(PROBLEM DESCRIPTION) Restate the records that follow word for word; no pictures should appear.

(EXERCISE MATERIAL)
Begin
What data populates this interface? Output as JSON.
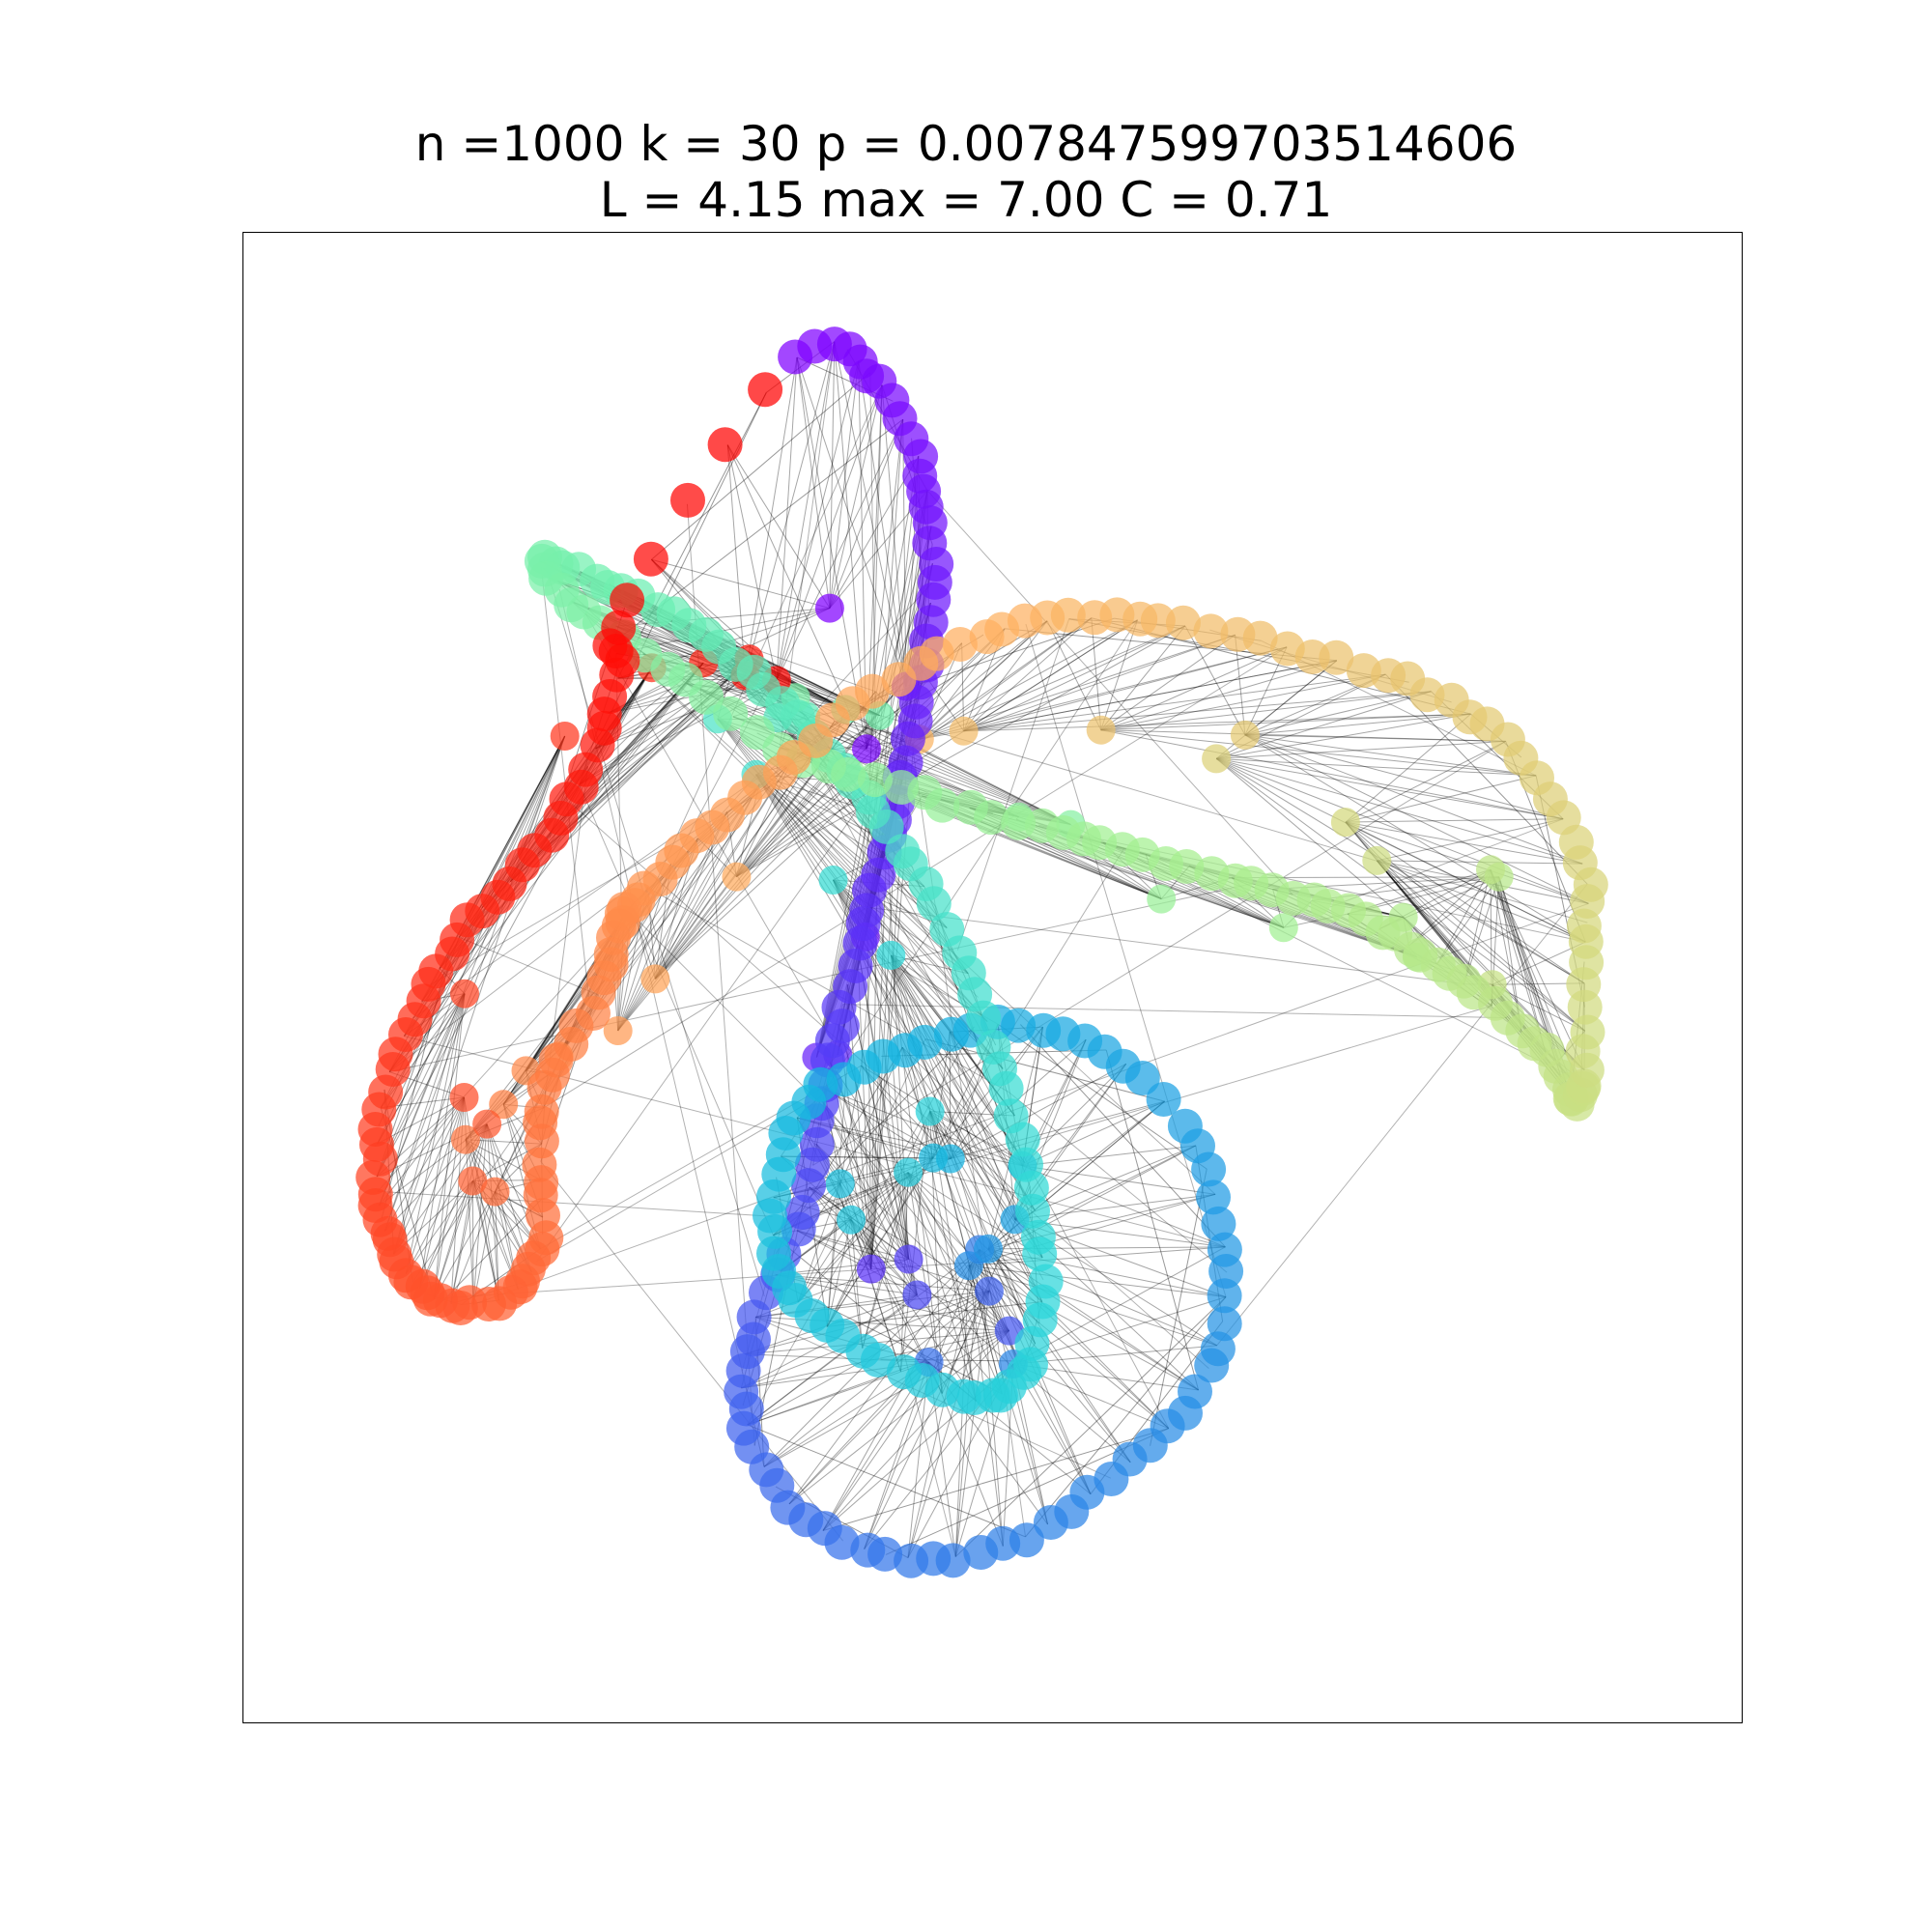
{
  "title": {
    "line1": "n =1000 k = 30 p = 0.007847599703514606",
    "line2": "L = 4.15 max = 7.00 C = 0.71"
  },
  "graph": {
    "type": "network",
    "node_count": 1000,
    "color_ramp": [
      "#8000ff",
      "#5a32f8",
      "#2f7ee8",
      "#12b4e0",
      "#2ed8d8",
      "#6ef0b0",
      "#a4f090",
      "#d0dc80",
      "#ffb060",
      "#ff7a40",
      "#ff3c20",
      "#ff0000"
    ],
    "edge_color": "#000000"
  }
}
End
(COMPLETED EXERCISE)
What data populates this interface? Output as JSON.
{
  "title": {
    "line1": "n =1000 k = 30 p = 0.007847599703514606",
    "line2": "L = 4.15 max = 7.00 C = 0.71"
  },
  "graph": {
    "type": "network",
    "node_count": 1000,
    "color_ramp": [
      "#8000ff",
      "#5a32f8",
      "#2f7ee8",
      "#12b4e0",
      "#2ed8d8",
      "#6ef0b0",
      "#a4f090",
      "#d0dc80",
      "#ffb060",
      "#ff7a40",
      "#ff3c20",
      "#ff0000"
    ],
    "edge_color": "#000000"
  }
}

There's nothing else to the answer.